## Begin

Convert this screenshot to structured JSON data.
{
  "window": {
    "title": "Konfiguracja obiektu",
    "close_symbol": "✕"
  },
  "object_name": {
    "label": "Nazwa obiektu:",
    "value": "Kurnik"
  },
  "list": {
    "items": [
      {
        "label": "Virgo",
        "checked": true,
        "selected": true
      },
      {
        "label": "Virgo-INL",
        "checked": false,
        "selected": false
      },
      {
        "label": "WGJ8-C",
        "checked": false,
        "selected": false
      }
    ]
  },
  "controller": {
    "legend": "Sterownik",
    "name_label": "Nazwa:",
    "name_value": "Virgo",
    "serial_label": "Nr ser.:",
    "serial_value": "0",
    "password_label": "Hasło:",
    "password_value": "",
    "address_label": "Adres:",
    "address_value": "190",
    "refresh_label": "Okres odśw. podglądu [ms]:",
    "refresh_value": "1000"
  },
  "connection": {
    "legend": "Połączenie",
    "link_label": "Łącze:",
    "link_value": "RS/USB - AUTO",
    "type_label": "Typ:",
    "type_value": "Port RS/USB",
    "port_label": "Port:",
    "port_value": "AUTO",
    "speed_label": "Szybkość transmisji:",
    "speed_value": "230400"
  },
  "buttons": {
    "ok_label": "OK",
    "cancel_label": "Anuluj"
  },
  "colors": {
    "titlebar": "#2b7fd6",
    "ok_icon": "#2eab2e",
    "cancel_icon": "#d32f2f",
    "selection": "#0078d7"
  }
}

## End

» What is asked: Extract each line from the listing above, please, and repeat it exactly.

» Answer to the exercise:
Convert this screenshot to structured JSON data.
{
  "window": {
    "title": "Konfiguracja obiektu",
    "close_symbol": "✕"
  },
  "object_name": {
    "label": "Nazwa obiektu:",
    "value": "Kurnik"
  },
  "list": {
    "items": [
      {
        "label": "Virgo",
        "checked": true,
        "selected": true
      },
      {
        "label": "Virgo-INL",
        "checked": false,
        "selected": false
      },
      {
        "label": "WGJ8-C",
        "checked": false,
        "selected": false
      }
    ]
  },
  "controller": {
    "legend": "Sterownik",
    "name_label": "Nazwa:",
    "name_value": "Virgo",
    "serial_label": "Nr ser.:",
    "serial_value": "0",
    "password_label": "Hasło:",
    "password_value": "",
    "address_label": "Adres:",
    "address_value": "190",
    "refresh_label": "Okres odśw. podglądu [ms]:",
    "refresh_value": "1000"
  },
  "connection": {
    "legend": "Połączenie",
    "link_label": "Łącze:",
    "link_value": "RS/USB - AUTO",
    "type_label": "Typ:",
    "type_value": "Port RS/USB",
    "port_label": "Port:",
    "port_value": "AUTO",
    "speed_label": "Szybkość transmisji:",
    "speed_value": "230400"
  },
  "buttons": {
    "ok_label": "OK",
    "cancel_label": "Anuluj"
  },
  "colors": {
    "titlebar": "#2b7fd6",
    "ok_icon": "#2eab2e",
    "cancel_icon": "#d32f2f",
    "selection": "#0078d7"
  }
}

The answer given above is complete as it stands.